▶ _Task objective_
Every record must be transcribed in its entirety, apart from the images, which are to be omitted.

↓

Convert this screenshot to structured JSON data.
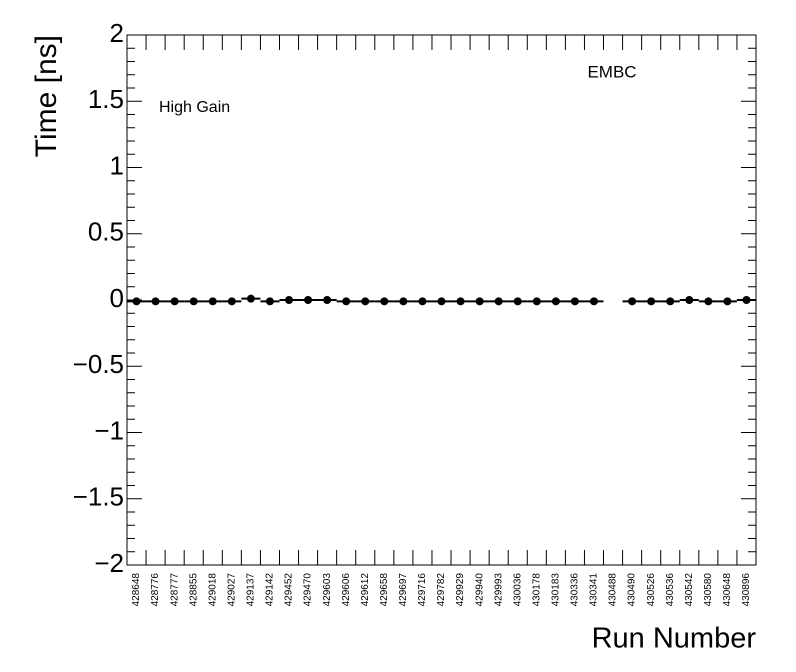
{
  "chart_data": {
    "type": "scatter",
    "y_label": "Time [ns]",
    "x_label": "Run Number",
    "annotations": [
      "EMBC",
      "High Gain"
    ],
    "categories": [
      "428648",
      "428776",
      "428777",
      "428855",
      "429018",
      "429027",
      "429137",
      "429142",
      "429452",
      "429470",
      "429603",
      "429606",
      "429612",
      "429658",
      "429697",
      "429716",
      "429782",
      "429929",
      "429940",
      "429993",
      "430036",
      "430178",
      "430183",
      "430336",
      "430341",
      "430488",
      "430490",
      "430526",
      "430536",
      "430542",
      "430580",
      "430648",
      "430896"
    ],
    "series": [
      {
        "color": "#000000",
        "values": [
          -0.01,
          -0.01,
          -0.01,
          -0.01,
          -0.01,
          -0.01,
          0.01,
          -0.01,
          0,
          0,
          0,
          -0.01,
          -0.01,
          -0.01,
          -0.01,
          -0.01,
          -0.01,
          -0.01,
          -0.01,
          -0.01,
          -0.01,
          -0.01,
          -0.01,
          -0.01,
          -0.01,
          null,
          -0.01,
          -0.01,
          -0.01,
          0,
          -0.01,
          -0.01,
          0
        ]
      }
    ],
    "ylim": [
      -2,
      2
    ],
    "yticks": [
      {
        "value": -2,
        "label": "−2"
      },
      {
        "value": -1.5,
        "label": "−1.5"
      },
      {
        "value": -1,
        "label": "−1"
      },
      {
        "value": -0.5,
        "label": "−0.5"
      },
      0,
      0.5,
      1,
      1.5,
      2
    ],
    "grid": false
  }
}
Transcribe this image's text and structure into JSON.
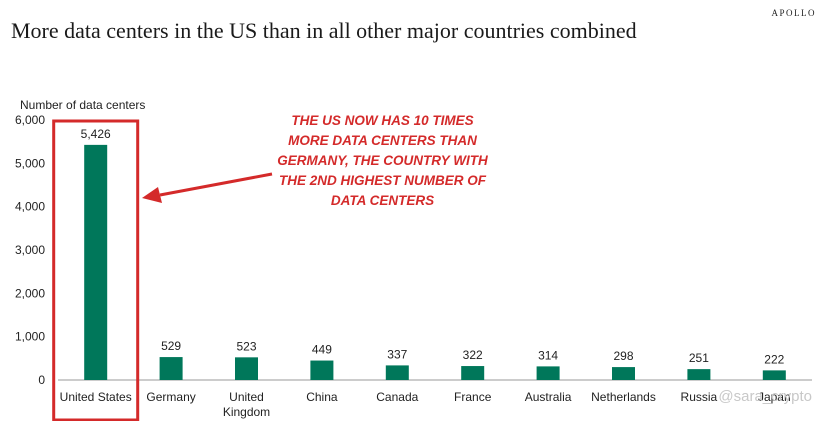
{
  "brand": "APOLLO",
  "watermark": "@sara_crypto",
  "chart_data": {
    "type": "bar",
    "title": "More data centers in the US than in all other major countries combined",
    "ylabel": "Number of data centers",
    "xlabel": "",
    "ylim": [
      0,
      6000
    ],
    "yticks": [
      "0",
      "1,000",
      "2,000",
      "3,000",
      "4,000",
      "5,000",
      "6,000"
    ],
    "categories": [
      "United States",
      "Germany",
      "United Kingdom",
      "China",
      "Canada",
      "France",
      "Australia",
      "Netherlands",
      "Russia",
      "Japan"
    ],
    "category_lines": [
      [
        "United States"
      ],
      [
        "Germany"
      ],
      [
        "United",
        "Kingdom"
      ],
      [
        "China"
      ],
      [
        "Canada"
      ],
      [
        "France"
      ],
      [
        "Australia"
      ],
      [
        "Netherlands"
      ],
      [
        "Russia"
      ],
      [
        "Japan"
      ]
    ],
    "values": [
      5426,
      529,
      523,
      449,
      337,
      322,
      314,
      298,
      251,
      222
    ],
    "value_labels": [
      "5,426",
      "529",
      "523",
      "449",
      "337",
      "322",
      "314",
      "298",
      "251",
      "222"
    ],
    "bar_color": "#00775a",
    "highlight_color": "#d42a2a",
    "annotation": "THE US NOW HAS 10 TIMES MORE DATA CENTERS THAN GERMANY, THE COUNTRY WITH THE 2ND HIGHEST NUMBER OF DATA CENTERS"
  }
}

↑

▶ _Complete response_
Convert this screenshot to structured JSON data.
{
  "chart_data": {
    "type": "scatter",
    "y_label": "Time [ns]",
    "x_label": "Run Number",
    "annotations": [
      "EMBC",
      "High Gain"
    ],
    "categories": [
      "428648",
      "428776",
      "428777",
      "428855",
      "429018",
      "429027",
      "429137",
      "429142",
      "429452",
      "429470",
      "429603",
      "429606",
      "429612",
      "429658",
      "429697",
      "429716",
      "429782",
      "429929",
      "429940",
      "429993",
      "430036",
      "430178",
      "430183",
      "430336",
      "430341",
      "430488",
      "430490",
      "430526",
      "430536",
      "430542",
      "430580",
      "430648",
      "430896"
    ],
    "series": [
      {
        "color": "#000000",
        "values": [
          -0.01,
          -0.01,
          -0.01,
          -0.01,
          -0.01,
          -0.01,
          0.01,
          -0.01,
          0,
          0,
          0,
          -0.01,
          -0.01,
          -0.01,
          -0.01,
          -0.01,
          -0.01,
          -0.01,
          -0.01,
          -0.01,
          -0.01,
          -0.01,
          -0.01,
          -0.01,
          -0.01,
          null,
          -0.01,
          -0.01,
          -0.01,
          0,
          -0.01,
          -0.01,
          0
        ]
      }
    ],
    "ylim": [
      -2,
      2
    ],
    "yticks": [
      {
        "value": -2,
        "label": "−2"
      },
      {
        "value": -1.5,
        "label": "−1.5"
      },
      {
        "value": -1,
        "label": "−1"
      },
      {
        "value": -0.5,
        "label": "−0.5"
      },
      0,
      0.5,
      1,
      1.5,
      2
    ],
    "grid": false
  }
}
Transcribe this image's text and structure into JSON.
{
  "brand": "APOLLO",
  "watermark": "@sara_crypto",
  "chart_data": {
    "type": "bar",
    "title": "More data centers in the US than in all other major countries combined",
    "ylabel": "Number of data centers",
    "xlabel": "",
    "ylim": [
      0,
      6000
    ],
    "yticks": [
      "0",
      "1,000",
      "2,000",
      "3,000",
      "4,000",
      "5,000",
      "6,000"
    ],
    "categories": [
      "United States",
      "Germany",
      "United Kingdom",
      "China",
      "Canada",
      "France",
      "Australia",
      "Netherlands",
      "Russia",
      "Japan"
    ],
    "category_lines": [
      [
        "United States"
      ],
      [
        "Germany"
      ],
      [
        "United",
        "Kingdom"
      ],
      [
        "China"
      ],
      [
        "Canada"
      ],
      [
        "France"
      ],
      [
        "Australia"
      ],
      [
        "Netherlands"
      ],
      [
        "Russia"
      ],
      [
        "Japan"
      ]
    ],
    "values": [
      5426,
      529,
      523,
      449,
      337,
      322,
      314,
      298,
      251,
      222
    ],
    "value_labels": [
      "5,426",
      "529",
      "523",
      "449",
      "337",
      "322",
      "314",
      "298",
      "251",
      "222"
    ],
    "bar_color": "#00775a",
    "highlight_color": "#d42a2a",
    "annotation": "THE US NOW HAS 10 TIMES MORE DATA CENTERS THAN GERMANY, THE COUNTRY WITH THE 2ND HIGHEST NUMBER OF DATA CENTERS"
  }
}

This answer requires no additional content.